Collect all lines containing the word "Politik" from the data.

====== RECORD EXTRACTS ======

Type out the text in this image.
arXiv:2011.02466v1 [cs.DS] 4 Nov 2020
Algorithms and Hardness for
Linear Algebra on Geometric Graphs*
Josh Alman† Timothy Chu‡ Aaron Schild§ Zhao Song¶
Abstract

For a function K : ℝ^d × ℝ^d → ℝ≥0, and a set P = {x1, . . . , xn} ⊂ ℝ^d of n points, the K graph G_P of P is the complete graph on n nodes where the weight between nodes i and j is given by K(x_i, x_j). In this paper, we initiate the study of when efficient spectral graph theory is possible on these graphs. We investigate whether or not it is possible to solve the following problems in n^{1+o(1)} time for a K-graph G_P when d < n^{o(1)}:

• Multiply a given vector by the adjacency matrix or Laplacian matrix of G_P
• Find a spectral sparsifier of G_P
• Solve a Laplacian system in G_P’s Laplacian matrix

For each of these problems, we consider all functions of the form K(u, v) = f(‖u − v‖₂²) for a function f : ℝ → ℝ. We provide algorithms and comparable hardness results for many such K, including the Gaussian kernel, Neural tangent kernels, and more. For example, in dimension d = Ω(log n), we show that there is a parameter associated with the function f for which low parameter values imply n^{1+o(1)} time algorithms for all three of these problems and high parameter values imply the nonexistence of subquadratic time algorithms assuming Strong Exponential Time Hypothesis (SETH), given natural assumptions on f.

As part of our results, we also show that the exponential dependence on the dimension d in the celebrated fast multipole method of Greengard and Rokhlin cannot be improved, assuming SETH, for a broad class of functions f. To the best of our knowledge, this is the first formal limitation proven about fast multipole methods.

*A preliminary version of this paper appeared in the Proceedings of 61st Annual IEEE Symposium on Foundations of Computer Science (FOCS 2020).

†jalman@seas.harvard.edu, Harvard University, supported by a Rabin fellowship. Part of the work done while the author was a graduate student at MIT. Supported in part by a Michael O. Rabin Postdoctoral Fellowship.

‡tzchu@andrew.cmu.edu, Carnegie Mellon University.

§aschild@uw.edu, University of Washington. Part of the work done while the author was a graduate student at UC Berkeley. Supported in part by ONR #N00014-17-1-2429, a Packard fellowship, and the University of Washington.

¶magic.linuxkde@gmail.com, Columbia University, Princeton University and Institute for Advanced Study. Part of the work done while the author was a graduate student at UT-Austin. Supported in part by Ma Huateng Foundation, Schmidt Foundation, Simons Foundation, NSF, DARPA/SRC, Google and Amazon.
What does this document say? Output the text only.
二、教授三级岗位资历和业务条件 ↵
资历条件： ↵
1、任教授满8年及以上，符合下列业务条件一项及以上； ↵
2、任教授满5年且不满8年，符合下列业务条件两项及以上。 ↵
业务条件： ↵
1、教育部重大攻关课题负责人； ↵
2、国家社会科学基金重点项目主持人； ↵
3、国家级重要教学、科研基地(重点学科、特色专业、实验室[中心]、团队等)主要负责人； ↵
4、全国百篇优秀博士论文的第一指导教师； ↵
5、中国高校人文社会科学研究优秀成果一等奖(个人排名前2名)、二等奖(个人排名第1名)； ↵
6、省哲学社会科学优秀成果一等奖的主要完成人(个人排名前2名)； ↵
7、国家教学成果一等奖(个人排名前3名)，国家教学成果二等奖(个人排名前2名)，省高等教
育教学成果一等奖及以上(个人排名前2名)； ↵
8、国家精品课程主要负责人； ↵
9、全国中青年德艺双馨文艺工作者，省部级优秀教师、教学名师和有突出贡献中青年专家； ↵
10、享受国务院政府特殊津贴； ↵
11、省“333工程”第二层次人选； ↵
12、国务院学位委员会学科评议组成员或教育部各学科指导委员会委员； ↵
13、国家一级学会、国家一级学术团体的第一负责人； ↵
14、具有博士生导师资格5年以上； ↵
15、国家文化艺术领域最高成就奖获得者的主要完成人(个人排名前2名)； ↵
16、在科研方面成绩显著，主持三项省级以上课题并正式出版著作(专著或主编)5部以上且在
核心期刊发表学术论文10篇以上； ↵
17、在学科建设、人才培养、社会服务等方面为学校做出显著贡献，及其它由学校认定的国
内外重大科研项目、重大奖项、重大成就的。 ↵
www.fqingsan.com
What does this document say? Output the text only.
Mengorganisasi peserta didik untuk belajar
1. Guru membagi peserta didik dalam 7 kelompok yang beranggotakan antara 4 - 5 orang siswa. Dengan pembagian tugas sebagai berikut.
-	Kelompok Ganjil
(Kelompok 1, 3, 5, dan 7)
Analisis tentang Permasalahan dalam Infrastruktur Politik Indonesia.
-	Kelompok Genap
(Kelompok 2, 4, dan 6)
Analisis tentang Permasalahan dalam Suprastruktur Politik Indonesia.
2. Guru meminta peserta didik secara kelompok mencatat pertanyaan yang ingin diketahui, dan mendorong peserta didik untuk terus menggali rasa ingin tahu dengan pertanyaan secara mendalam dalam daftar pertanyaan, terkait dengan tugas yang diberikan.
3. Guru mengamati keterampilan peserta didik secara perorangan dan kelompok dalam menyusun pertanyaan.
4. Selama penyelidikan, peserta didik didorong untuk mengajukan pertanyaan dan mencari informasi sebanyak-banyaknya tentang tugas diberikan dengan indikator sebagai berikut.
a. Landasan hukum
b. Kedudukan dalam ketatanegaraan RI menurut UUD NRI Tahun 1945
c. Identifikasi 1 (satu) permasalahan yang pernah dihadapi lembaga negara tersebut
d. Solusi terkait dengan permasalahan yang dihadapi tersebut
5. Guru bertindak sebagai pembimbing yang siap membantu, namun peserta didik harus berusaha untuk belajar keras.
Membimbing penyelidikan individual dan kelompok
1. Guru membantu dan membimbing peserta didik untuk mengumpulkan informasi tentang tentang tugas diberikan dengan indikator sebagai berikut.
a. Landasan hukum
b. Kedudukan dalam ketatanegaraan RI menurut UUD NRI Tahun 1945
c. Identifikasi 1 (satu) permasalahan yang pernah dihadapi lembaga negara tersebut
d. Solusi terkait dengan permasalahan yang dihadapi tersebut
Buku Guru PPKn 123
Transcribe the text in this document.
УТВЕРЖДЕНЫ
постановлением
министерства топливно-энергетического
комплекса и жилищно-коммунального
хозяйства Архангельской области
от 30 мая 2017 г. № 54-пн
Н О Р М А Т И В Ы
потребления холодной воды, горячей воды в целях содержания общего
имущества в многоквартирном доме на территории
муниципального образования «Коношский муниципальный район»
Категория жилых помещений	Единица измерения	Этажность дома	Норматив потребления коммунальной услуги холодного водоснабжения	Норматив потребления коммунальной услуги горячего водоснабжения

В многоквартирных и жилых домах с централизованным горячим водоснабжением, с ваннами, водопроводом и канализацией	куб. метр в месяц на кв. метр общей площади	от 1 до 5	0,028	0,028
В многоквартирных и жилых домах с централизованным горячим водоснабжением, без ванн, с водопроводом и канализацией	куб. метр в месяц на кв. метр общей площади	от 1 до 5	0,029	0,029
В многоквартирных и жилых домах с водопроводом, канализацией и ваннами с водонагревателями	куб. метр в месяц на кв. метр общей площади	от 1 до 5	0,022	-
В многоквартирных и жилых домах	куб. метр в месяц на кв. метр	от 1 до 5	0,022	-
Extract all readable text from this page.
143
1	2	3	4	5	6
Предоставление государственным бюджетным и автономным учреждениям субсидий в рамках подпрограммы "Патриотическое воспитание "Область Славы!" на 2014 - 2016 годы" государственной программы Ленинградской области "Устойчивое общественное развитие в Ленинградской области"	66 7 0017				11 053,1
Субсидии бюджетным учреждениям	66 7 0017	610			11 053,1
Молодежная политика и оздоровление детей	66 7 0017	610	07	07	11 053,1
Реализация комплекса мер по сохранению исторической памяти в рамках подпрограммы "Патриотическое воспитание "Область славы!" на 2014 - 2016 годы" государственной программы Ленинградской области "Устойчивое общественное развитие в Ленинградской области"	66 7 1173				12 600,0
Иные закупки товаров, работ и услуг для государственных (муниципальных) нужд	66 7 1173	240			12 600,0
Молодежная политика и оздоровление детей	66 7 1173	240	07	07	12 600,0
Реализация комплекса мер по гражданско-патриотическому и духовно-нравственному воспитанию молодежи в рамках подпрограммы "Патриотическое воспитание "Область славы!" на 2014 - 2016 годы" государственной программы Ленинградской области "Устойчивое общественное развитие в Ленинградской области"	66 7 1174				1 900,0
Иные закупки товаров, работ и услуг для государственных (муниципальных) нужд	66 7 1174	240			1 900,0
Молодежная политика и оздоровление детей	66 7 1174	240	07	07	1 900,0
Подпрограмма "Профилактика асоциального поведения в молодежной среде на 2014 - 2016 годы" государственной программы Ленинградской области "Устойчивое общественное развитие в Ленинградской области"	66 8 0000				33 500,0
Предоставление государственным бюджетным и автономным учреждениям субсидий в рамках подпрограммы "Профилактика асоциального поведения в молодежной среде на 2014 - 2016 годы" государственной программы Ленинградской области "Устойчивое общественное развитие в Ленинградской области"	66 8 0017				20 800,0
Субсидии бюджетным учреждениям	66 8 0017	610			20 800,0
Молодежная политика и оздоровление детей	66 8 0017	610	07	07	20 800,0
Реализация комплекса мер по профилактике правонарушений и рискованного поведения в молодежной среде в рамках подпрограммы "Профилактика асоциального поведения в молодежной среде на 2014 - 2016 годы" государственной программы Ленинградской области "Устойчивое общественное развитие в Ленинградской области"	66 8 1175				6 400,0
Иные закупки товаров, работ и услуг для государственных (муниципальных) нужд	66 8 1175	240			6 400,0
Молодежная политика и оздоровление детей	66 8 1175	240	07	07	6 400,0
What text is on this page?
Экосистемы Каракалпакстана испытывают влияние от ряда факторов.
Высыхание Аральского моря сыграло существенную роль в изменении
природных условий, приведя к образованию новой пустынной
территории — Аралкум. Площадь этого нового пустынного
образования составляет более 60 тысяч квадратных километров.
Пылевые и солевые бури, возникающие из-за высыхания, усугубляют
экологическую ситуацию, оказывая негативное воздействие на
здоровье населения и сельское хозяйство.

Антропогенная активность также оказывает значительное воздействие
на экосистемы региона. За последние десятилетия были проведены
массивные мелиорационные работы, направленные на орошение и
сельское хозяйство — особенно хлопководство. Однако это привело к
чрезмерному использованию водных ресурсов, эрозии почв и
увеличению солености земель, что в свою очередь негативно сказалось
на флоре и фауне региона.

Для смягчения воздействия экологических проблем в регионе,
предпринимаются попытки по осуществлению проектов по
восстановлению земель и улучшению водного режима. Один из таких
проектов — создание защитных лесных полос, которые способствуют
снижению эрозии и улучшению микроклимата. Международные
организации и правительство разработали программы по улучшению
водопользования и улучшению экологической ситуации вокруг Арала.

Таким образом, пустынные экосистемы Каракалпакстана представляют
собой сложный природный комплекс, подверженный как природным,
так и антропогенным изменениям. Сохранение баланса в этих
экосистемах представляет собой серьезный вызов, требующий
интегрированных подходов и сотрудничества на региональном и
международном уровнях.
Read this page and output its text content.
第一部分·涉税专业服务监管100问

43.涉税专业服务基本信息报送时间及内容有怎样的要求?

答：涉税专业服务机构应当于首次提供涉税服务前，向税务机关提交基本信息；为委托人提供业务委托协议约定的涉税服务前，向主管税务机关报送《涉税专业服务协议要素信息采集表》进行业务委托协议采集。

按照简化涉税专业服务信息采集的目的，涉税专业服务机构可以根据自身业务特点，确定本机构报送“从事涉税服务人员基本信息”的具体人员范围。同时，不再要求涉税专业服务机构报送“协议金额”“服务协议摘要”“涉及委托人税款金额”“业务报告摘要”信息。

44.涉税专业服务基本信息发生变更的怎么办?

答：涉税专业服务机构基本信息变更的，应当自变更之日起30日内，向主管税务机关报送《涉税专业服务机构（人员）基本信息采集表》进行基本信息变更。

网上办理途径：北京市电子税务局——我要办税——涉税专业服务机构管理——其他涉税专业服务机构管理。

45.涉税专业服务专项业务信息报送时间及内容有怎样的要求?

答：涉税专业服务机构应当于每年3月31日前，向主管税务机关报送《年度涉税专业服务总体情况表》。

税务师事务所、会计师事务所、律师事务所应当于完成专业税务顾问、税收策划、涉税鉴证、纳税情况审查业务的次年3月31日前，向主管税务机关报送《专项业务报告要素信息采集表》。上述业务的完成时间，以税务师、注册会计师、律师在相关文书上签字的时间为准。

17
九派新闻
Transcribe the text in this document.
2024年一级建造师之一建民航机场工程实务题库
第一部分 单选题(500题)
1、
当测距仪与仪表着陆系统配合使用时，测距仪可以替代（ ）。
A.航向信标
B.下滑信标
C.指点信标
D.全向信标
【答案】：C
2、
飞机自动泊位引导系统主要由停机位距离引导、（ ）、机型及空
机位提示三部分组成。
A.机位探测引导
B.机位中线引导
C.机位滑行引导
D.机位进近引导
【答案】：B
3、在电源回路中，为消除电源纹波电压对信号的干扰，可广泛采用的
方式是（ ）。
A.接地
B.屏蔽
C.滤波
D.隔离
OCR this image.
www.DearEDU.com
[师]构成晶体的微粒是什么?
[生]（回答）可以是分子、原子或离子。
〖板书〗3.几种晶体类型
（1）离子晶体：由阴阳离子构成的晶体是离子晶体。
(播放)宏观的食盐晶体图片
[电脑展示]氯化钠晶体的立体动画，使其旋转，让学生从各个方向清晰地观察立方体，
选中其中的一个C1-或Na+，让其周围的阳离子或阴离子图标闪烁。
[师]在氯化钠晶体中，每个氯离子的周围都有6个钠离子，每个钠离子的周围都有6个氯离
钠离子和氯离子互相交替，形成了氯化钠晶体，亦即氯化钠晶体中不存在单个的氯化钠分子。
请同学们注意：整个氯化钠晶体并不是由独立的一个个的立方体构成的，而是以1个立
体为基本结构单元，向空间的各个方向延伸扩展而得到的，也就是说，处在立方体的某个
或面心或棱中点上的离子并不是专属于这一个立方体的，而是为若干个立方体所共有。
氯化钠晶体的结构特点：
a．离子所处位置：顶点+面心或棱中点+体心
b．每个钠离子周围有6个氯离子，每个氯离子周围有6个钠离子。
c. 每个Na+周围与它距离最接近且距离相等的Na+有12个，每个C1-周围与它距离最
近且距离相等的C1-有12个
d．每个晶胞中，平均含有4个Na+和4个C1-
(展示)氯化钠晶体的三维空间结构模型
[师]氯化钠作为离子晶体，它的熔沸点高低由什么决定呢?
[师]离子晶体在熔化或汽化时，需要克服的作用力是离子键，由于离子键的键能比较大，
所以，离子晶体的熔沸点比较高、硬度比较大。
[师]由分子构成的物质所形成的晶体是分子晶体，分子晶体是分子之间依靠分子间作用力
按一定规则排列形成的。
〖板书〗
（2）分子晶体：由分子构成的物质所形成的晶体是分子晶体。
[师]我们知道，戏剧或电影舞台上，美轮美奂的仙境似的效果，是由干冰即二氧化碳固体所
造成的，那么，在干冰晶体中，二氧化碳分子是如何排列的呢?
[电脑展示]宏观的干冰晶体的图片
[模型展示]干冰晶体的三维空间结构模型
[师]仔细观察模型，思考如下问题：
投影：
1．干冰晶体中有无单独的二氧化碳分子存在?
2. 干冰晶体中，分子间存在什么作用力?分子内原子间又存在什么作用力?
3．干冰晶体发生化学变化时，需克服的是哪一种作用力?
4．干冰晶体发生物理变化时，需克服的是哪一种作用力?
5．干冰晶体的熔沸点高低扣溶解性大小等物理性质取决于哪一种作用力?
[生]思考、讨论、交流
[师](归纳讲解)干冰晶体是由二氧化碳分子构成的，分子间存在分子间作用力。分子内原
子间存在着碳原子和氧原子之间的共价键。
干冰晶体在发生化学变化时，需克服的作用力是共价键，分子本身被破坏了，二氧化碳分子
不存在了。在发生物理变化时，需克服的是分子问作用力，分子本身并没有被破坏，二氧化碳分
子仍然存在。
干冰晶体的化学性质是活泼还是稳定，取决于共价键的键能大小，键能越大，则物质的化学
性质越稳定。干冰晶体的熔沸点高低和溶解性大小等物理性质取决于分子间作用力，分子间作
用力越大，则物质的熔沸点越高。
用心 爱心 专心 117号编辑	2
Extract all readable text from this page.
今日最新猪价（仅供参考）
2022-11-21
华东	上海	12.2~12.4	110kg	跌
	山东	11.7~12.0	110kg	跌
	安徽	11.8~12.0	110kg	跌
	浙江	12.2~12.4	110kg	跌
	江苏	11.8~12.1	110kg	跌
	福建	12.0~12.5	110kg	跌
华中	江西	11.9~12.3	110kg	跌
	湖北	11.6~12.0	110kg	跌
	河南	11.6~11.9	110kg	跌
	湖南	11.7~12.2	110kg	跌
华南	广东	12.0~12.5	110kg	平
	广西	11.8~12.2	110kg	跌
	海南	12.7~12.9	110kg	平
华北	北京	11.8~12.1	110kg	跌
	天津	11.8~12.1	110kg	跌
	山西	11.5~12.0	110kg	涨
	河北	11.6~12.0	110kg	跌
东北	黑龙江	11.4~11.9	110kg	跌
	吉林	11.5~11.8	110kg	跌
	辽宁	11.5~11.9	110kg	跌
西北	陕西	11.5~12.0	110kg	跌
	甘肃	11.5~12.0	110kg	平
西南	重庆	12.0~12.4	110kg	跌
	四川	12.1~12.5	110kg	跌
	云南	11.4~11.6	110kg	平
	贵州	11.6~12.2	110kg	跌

======

THE ANSWER:
Analisis tentang Permasalahan dalam Infrastruktur Politik Indonesia.
Analisis tentang Permasalahan dalam Suprastruktur Politik Indonesia.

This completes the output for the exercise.